ЗАДАНИЕ A:
Перепишите часть текста о Соловьеве между словами «Теперь посмотрим внимательнее» и «явно многозначного концепта.» включительно, заменив «незавершенной работе» на «неоконченной работе».
ЗАДАНИЕ B:
По тексту о Соловьеве объясните в одном–трех предложениях, почему позиция просветителя раздваивается.
ЗАДАНИЕ C:
Напишите продолжение текста о Соловьеве с того места, где он обрывается.

ПРИВЕДЕННЫЙ ФРАГМЕНТ:
+ + + + + + +

Если переложить гносеологические различения Соловьева на проблематику самосознания просвещения (модерна), то получается примерно следующее. Просвещенный человек — это вовсе не тот, который «знает» нечто, отличное от того, что непросвещенным людям «кажется», и может предъявить какую-то «очевидность» в подтверждение своего превосходства над ними. Он видит, может быть, то же, что и они, а может быть, другое, но степень очевидности всегда одна и та же. Просвещенный человек — это тот, кто сомневается в том, действительно ли всегда видимое и мыслимое видится и мыслится, а не «кажется»; оправлены ли конкретные содержания сознания в логическую форму, сообщающую им характер всеобщности. Именно в этом смысле просвещенный человек может в любой момент оказаться как бы без картины мира или, может быть, точнее было бы сказать, — без теоретической уверенности в практически наличной картине мира.
Итак, скепсис просветителя относится не к миру, как он дан в сознании, а к самому сознанию, именно к собственному сознанию. Поэтому его позиция раздваивается, включая в себя и утверждение достоверности непосредственных данных, и сомнение в возможности всегда и во всех случаях относиться к ним, как всегда и во всех случаях непосредственным и самоочевидным. Именно так, во всяком случае, мыслит сам Соловьев свое собственное отличие как философа от себя же как человека. Это отличие — часть «цельного знания». Но «цельное знание» должно быть практически применимым и потому как-то преодолевающим эту противоположность.
Теперь посмотрим внимательнее на тексты. Для того, чтобы обозначить нашу проблему, мы в самом начале обратились к «Теоретической философии» Соловьева, как к образцу его строго философской мысли. В «Теоретической философии» никакая София не поминается. Между тем именно в этой незавершенной работе Соловьев до определенной степени высказывает недовольство своим ранним творчеством. Таким образом, мы имеем здесь ценный методологический авто-комментарий, который может помочь нам понять, как сам Соловьев видел и оценивал логику собственного мышления, как такого мышления, в котором возможно или даже необходимо использование явно многозначного концепта.

+ + + + + + +

ПРЕДОСТАВЛЕННЫЕ МАТЕРИАЛЫ:
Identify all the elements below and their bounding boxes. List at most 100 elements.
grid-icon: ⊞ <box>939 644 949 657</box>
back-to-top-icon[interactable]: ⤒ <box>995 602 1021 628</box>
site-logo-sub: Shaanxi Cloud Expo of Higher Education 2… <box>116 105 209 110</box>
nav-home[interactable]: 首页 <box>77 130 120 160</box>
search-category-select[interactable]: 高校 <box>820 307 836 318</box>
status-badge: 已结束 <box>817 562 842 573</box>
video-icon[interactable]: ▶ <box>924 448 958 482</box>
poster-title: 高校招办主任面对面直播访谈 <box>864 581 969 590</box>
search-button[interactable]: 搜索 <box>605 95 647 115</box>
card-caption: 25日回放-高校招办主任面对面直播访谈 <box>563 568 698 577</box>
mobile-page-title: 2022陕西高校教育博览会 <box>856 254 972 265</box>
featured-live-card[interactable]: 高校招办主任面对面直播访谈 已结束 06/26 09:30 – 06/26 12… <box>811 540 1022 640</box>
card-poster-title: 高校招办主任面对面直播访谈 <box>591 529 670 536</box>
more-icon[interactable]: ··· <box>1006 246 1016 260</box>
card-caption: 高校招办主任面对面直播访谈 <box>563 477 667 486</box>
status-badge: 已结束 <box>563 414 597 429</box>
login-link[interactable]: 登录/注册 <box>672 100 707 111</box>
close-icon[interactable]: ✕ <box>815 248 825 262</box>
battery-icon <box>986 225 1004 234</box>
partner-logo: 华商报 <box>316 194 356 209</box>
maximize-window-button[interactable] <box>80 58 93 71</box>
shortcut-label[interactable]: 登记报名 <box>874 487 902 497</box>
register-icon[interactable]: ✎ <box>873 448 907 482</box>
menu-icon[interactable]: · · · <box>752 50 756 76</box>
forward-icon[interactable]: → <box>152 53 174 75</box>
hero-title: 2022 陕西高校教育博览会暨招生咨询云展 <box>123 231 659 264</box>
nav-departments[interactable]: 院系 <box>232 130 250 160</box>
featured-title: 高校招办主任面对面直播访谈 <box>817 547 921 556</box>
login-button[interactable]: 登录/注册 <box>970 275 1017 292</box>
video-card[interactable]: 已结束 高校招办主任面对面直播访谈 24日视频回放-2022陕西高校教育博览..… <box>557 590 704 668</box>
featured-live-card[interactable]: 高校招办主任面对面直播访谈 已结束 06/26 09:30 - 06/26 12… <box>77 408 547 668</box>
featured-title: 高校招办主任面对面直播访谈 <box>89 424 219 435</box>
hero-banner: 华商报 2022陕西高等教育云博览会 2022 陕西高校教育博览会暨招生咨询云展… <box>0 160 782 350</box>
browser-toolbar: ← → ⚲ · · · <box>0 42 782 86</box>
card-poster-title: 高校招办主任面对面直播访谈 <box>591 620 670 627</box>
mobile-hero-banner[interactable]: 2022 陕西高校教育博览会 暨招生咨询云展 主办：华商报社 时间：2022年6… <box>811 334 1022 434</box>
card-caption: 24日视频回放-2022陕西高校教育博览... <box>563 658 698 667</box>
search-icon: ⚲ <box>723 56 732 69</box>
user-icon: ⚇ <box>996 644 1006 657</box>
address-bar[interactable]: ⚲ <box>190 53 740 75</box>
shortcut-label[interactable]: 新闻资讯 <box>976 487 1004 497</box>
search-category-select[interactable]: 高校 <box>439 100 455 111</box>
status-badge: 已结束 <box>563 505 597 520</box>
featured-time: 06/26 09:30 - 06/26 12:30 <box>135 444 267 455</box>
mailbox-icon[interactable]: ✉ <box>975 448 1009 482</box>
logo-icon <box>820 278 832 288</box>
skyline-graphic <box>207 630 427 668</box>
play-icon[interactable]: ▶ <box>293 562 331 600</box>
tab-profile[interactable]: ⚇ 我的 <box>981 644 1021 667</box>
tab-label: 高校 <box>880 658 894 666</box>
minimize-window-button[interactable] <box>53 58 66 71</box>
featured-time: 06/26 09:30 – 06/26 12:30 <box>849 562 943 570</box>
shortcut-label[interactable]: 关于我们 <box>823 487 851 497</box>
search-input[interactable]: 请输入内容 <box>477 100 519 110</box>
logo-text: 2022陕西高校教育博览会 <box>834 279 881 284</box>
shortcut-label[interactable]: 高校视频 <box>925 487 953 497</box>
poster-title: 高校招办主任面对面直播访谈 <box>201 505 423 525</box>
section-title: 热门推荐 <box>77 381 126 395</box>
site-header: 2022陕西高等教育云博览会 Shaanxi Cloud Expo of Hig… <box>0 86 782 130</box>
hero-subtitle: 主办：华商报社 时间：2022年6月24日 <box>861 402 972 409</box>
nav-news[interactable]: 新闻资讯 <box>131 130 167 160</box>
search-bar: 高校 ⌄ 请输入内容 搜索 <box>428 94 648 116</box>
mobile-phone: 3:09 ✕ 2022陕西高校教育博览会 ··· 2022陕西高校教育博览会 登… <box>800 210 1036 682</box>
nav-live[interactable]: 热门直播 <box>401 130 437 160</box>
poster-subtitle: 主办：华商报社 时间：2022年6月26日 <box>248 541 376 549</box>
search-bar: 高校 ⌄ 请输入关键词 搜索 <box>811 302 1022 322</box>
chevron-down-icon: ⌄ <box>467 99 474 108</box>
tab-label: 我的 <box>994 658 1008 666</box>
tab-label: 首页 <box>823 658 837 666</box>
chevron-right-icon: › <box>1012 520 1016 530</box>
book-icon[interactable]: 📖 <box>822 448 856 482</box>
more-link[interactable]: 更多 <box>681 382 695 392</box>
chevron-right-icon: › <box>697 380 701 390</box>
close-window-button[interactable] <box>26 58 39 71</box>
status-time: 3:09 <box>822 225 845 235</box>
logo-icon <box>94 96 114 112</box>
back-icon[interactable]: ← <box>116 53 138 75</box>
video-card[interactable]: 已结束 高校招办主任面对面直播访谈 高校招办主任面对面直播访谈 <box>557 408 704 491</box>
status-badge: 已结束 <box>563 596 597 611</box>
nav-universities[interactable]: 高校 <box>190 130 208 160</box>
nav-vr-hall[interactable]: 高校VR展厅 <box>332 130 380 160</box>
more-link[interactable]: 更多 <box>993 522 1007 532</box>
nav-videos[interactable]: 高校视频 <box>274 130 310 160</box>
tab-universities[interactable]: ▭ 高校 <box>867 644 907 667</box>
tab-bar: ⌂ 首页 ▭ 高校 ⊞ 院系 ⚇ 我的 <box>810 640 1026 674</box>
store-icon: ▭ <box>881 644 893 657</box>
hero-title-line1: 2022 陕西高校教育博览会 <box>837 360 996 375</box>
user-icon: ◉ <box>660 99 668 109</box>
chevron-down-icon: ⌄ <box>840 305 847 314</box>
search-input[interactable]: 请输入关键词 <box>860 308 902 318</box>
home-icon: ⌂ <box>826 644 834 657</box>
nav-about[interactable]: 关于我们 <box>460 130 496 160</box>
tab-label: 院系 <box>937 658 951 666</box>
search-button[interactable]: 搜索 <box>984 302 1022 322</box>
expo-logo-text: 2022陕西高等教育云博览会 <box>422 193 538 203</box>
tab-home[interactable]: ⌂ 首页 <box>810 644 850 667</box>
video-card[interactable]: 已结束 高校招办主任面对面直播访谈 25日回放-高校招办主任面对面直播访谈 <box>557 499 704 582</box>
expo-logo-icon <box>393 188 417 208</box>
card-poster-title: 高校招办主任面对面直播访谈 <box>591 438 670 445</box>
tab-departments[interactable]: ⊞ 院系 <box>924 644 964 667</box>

+ + + + + + +

ОТВЕТ A:
Теперь посмотрим внимательнее на тексты. Для того, чтобы обозначить нашу проблему, мы в самом начале обратились к «Теоретической философии» Соловьева, как к образцу его строго философской мысли. В «Теоретической философии» никакая София не поминается. Между тем именно в этой неоконченной работе Соловьев до определенной степени высказывает недовольство своим ранним творчеством. Таким образом, мы имеем здесь ценный методологический авто-комментарий, который может помочь нам понять, как сам Соловьев видел и оценивал логику собственного мышления, как такого мышления, в котором возможно или даже необходимо использование явно многозначного концепта.

ОТВЕТ B:
Скепсис просветителя относится не к миру, как он дан в сознании, а к самому сознанию, причем к собственному. Поэтому его позиция включает и утверждение достоверности непосредственных данных, и сомнение в том, что к ним всегда и во всех случаях можно относиться как к непосредственным и самоочевидным.

ОТВЕТ C:
Может быть, эта самокритика означает, что Соловьев отрекается от своего прежнего творчества и в связи с этим дезавуирует софийную тему как таковую, не считает возможным оправдать ее появление? Нет, прямых свидетельств в пользу такого понимания мы не найдем. Вообще говоря, поздний Соловьев, каким он предстает в «Теоретической философии», явно хочет усилить свои прежние позиции, и если он чем-то недоволен, то это их недостаточной обоснованностью. Он неоднократно повторяет, что не только не хочет отказываться, например, от гносеологического реализма, но даже надеется его обосновать. А в связи с этим нужно заметить, что София связана, кроме прочего, как раз с реалистическими ориентациями гносеологии Соловьева.
Тем не менее, некоторые косвенные подтверждения как будто могут до какого-то предела использовать предположение о самокритике позднего Соловьева. В «Трех разговорах», как отмечает П. Ч. Бори12, Соловьев четко обозначает, между прочим, рискованность самих претензий разума на универсальное посредничество. Антихрист ведь отличается именно широтой синтетических замыслов, которые знаменательным образом оказываются параллельны и подобны замыслам самого Соловьева.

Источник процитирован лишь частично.